--- Information given ---
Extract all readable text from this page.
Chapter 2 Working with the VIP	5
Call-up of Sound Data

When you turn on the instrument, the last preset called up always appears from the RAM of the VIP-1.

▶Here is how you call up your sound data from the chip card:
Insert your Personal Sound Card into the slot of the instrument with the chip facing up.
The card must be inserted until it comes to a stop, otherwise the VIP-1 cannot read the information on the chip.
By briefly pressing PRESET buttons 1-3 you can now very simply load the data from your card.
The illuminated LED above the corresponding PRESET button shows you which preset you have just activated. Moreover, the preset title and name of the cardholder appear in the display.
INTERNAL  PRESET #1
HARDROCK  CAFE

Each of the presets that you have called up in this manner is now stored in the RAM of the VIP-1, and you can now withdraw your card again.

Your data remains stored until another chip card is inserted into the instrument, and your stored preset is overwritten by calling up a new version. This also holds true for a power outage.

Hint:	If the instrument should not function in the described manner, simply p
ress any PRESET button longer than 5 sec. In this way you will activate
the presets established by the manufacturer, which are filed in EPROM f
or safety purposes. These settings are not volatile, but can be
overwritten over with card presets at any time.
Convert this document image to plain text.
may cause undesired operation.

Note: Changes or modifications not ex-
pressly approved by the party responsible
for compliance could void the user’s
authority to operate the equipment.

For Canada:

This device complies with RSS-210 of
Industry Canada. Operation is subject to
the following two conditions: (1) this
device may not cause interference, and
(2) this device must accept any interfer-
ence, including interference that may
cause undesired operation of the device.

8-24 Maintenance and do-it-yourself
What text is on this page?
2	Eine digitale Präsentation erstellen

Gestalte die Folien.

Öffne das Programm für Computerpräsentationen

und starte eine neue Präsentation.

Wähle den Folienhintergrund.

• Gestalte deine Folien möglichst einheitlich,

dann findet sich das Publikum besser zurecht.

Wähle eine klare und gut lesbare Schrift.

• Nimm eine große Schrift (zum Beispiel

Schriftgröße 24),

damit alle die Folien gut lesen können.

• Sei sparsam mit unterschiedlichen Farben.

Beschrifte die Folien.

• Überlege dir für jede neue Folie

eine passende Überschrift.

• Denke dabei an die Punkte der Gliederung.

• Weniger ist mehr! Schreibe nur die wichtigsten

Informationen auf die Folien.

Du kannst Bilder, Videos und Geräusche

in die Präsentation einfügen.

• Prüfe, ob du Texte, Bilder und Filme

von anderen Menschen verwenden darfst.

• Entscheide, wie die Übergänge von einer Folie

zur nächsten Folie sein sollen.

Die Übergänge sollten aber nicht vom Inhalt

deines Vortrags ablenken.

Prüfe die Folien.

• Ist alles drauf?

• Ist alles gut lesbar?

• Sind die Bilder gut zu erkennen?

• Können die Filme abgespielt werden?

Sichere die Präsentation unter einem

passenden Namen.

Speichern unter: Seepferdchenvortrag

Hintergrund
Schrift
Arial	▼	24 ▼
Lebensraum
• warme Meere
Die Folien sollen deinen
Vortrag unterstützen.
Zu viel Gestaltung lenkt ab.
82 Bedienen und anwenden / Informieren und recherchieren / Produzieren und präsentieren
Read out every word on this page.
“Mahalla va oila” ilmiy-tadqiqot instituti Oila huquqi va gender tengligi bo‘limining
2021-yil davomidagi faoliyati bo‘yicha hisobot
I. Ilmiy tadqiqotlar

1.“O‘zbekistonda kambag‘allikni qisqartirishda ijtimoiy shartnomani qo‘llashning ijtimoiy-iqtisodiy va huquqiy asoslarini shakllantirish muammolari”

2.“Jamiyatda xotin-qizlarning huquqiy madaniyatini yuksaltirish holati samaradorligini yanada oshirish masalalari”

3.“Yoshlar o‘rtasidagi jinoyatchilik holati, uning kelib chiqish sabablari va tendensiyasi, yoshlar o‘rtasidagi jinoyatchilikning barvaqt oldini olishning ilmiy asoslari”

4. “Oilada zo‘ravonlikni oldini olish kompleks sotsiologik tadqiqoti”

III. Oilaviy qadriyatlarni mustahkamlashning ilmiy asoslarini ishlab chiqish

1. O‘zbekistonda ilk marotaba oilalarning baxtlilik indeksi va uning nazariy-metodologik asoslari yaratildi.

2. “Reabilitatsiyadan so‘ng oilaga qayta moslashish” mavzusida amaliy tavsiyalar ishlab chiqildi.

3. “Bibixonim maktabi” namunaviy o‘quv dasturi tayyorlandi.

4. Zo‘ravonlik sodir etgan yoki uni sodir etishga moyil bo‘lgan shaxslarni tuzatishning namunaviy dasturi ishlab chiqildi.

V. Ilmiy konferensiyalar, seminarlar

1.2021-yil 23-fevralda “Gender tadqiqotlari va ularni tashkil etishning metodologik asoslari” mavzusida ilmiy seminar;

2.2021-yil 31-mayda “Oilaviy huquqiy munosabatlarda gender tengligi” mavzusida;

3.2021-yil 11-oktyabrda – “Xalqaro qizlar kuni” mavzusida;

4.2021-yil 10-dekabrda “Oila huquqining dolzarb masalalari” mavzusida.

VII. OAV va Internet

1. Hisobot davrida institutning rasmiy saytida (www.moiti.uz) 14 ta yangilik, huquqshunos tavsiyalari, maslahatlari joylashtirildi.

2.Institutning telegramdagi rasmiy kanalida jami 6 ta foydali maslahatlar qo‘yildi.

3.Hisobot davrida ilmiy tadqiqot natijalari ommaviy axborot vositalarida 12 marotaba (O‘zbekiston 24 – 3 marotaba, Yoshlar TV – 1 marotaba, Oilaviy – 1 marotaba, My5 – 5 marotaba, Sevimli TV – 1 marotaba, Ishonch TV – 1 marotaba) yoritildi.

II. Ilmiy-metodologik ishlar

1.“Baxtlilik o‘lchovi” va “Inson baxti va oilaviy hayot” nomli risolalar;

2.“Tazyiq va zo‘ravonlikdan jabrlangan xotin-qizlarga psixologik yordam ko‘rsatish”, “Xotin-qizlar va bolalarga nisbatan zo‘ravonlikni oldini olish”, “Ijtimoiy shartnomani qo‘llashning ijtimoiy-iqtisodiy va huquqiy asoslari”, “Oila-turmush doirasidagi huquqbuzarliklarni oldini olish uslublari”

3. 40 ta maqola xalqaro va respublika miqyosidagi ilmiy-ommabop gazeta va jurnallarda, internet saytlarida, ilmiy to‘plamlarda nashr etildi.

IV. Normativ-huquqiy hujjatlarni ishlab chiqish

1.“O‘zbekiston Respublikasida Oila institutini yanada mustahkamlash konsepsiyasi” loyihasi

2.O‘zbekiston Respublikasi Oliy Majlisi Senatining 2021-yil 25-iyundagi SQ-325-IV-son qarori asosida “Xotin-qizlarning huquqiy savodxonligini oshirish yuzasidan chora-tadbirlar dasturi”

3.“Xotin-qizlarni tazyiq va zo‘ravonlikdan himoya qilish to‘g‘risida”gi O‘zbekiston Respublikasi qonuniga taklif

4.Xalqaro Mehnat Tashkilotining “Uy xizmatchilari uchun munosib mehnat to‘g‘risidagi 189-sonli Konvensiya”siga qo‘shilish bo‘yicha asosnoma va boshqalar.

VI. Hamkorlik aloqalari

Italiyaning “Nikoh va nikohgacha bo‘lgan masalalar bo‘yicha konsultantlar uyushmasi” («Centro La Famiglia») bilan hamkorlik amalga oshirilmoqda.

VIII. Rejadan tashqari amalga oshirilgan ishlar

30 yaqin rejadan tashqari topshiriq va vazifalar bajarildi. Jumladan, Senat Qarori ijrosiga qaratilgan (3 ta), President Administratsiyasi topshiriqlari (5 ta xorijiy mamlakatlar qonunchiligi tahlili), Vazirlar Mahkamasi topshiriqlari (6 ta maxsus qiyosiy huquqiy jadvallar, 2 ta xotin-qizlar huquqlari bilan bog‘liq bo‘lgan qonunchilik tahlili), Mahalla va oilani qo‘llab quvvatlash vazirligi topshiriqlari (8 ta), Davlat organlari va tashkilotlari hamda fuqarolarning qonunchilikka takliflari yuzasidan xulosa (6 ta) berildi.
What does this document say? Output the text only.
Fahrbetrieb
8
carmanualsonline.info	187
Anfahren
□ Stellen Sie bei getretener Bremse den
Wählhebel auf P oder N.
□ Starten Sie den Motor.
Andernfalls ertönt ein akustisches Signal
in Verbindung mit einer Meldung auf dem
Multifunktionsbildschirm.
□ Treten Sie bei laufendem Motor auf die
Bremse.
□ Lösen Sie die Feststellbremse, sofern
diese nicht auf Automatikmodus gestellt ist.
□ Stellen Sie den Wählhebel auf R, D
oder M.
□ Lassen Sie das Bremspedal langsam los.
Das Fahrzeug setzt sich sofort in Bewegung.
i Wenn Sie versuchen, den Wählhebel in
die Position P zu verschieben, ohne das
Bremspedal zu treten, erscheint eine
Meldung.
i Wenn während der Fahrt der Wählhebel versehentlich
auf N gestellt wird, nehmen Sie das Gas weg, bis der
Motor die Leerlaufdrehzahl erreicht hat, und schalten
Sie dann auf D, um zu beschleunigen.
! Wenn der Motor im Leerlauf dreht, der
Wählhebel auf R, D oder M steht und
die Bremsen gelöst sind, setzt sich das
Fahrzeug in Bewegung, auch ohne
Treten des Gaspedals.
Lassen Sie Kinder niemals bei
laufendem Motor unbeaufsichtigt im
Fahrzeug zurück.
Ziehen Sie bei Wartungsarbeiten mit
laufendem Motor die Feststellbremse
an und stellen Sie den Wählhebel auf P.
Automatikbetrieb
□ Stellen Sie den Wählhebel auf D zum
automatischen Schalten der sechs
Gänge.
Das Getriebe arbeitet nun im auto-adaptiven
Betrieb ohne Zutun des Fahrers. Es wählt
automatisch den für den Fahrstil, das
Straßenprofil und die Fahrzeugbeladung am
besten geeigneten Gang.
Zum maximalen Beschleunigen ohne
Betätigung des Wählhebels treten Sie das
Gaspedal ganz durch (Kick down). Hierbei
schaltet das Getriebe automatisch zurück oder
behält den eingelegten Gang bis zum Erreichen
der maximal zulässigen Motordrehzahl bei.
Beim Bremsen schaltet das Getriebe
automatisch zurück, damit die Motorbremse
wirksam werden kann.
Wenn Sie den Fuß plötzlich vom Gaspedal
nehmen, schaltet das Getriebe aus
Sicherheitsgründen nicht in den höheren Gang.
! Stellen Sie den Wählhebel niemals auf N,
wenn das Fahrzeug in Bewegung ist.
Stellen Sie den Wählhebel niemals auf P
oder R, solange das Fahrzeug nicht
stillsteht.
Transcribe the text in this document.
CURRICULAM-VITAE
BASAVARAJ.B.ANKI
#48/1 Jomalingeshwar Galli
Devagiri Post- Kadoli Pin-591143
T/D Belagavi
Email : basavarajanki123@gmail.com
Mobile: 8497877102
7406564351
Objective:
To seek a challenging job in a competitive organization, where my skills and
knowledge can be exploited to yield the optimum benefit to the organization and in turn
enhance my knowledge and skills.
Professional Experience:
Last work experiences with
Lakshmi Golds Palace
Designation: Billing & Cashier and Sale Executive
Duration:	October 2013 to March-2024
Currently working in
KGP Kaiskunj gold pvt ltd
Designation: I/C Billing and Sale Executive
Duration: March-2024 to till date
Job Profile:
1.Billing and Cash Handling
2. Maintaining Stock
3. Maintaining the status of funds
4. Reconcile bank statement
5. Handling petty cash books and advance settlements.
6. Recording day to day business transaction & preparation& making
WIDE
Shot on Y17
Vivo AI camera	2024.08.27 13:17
---
Instructions for the task »
Copy every single line of the material above that holds "into".

Correct response »
Insert your Personal Sound Card into the slot of the instrument with the chip facing up.
Your data remains stored until another chip card is inserted into the instrument, and your stored preset is overwritten by calling up a new version. This also holds true for a power outage.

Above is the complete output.